WORK TO DO => In the lines below, how many hold the word "Entrainement"? Answer only with the number.

STORED RECORDS =>

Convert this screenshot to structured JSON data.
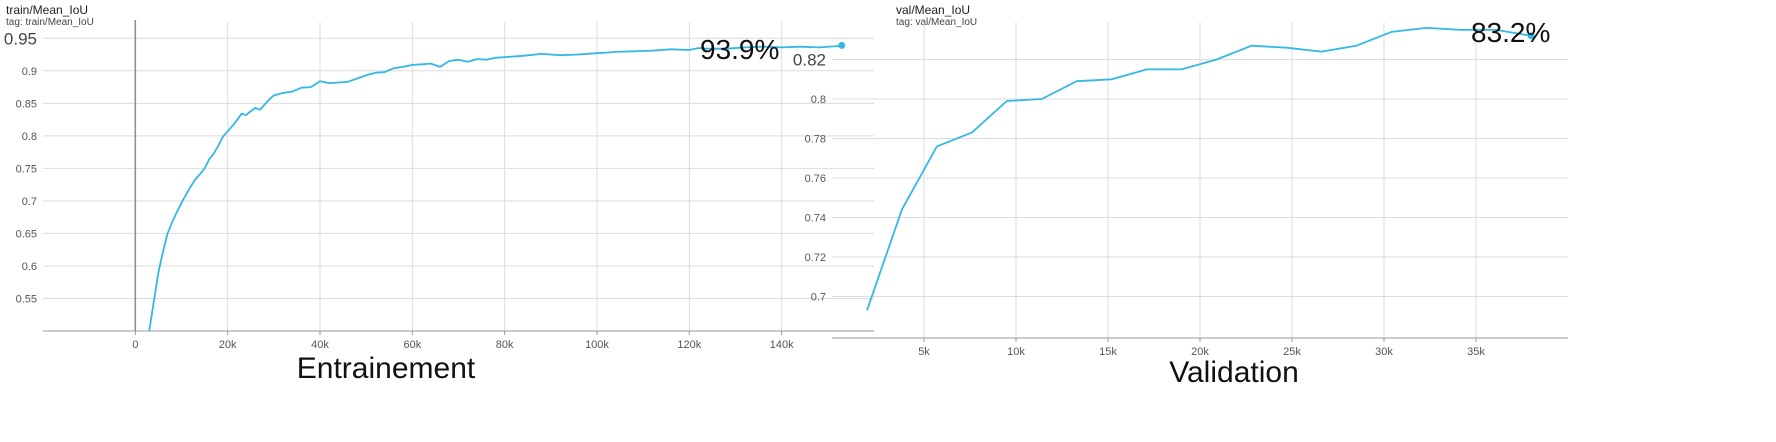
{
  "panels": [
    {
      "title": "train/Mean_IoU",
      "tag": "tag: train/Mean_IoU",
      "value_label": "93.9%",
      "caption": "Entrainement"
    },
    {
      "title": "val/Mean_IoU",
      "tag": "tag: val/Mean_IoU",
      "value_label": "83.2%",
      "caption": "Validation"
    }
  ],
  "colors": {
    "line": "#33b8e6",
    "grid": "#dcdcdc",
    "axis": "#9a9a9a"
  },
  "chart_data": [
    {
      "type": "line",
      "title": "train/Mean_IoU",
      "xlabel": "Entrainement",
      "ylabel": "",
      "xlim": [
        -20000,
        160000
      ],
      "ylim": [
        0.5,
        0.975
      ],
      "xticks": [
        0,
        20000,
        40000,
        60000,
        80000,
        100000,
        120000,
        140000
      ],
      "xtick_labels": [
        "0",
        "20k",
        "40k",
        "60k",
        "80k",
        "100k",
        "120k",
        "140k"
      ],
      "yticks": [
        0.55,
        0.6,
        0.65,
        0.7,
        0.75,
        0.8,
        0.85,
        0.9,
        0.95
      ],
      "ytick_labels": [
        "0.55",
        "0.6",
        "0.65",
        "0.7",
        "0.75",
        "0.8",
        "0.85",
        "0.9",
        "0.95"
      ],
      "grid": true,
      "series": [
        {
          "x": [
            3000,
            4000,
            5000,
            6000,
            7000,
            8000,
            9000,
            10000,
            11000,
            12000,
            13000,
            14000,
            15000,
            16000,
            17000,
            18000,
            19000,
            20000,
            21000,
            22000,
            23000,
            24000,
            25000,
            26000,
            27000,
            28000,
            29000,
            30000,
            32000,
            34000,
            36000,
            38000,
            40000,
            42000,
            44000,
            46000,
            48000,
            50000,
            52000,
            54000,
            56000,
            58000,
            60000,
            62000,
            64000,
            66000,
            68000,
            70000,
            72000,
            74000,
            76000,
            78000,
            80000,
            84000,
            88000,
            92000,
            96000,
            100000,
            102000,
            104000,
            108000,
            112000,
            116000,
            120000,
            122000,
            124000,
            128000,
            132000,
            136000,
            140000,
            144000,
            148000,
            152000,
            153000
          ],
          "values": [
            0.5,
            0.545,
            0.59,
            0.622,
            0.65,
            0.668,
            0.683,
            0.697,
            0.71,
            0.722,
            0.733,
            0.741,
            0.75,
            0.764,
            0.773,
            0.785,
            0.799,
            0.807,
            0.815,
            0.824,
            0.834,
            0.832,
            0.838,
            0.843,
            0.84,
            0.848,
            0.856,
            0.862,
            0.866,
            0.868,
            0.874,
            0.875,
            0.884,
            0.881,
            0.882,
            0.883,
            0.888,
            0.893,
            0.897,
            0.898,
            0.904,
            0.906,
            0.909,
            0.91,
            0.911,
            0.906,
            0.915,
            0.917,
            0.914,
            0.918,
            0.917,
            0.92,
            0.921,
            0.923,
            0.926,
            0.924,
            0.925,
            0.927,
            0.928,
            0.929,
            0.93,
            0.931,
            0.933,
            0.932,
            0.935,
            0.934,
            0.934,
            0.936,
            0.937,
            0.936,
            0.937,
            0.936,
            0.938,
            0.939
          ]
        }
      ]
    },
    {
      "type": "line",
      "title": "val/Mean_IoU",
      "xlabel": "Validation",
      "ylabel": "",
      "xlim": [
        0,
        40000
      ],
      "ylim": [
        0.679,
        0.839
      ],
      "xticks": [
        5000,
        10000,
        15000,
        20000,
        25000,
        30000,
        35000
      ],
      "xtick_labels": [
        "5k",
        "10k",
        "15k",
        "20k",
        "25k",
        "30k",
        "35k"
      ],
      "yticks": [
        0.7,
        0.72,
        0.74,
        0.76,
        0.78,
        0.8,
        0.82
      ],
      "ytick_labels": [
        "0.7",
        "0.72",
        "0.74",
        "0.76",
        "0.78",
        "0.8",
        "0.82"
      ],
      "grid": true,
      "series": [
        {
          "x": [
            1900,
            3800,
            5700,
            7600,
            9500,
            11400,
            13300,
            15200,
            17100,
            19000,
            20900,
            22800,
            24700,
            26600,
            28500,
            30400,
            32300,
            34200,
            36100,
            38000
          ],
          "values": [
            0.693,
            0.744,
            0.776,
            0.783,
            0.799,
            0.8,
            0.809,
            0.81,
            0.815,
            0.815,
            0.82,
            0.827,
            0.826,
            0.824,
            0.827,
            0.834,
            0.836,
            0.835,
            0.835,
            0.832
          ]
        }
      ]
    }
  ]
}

ANSWER TO THIS TASK => 2